(Data listing)

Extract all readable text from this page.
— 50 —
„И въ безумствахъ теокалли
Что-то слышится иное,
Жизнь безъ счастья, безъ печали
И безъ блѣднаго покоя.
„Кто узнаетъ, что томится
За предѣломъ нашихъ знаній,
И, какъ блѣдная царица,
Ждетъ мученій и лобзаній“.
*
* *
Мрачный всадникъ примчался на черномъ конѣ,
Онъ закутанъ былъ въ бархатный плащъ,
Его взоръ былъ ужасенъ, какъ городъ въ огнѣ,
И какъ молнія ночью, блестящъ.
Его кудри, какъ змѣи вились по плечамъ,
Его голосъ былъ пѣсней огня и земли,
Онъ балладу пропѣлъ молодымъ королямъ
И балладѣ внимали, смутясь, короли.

* Written instruction: Reproduce the data, keeping every line exactly the same.

* Completed exercise:
Extract all readable text from this page.
— 50 —
„И въ безумствахъ теокалли
Что-то слышится иное,
Жизнь безъ счастья, безъ печали
И безъ блѣднаго покоя.
„Кто узнаетъ, что томится
За предѣломъ нашихъ знаній,
И, какъ блѣдная царица,
Ждетъ мученій и лобзаній“.
*
* *
Мрачный всадникъ примчался на черномъ конѣ,
Онъ закутанъ былъ въ бархатный плащъ,
Его взоръ былъ ужасенъ, какъ городъ въ огнѣ,
И какъ молнія ночью, блестящъ.
Его кудри, какъ змѣи вились по плечамъ,
Его голосъ былъ пѣсней огня и земли,
Онъ балладу пропѣлъ молодымъ королямъ
И балладѣ внимали, смутясь, короли.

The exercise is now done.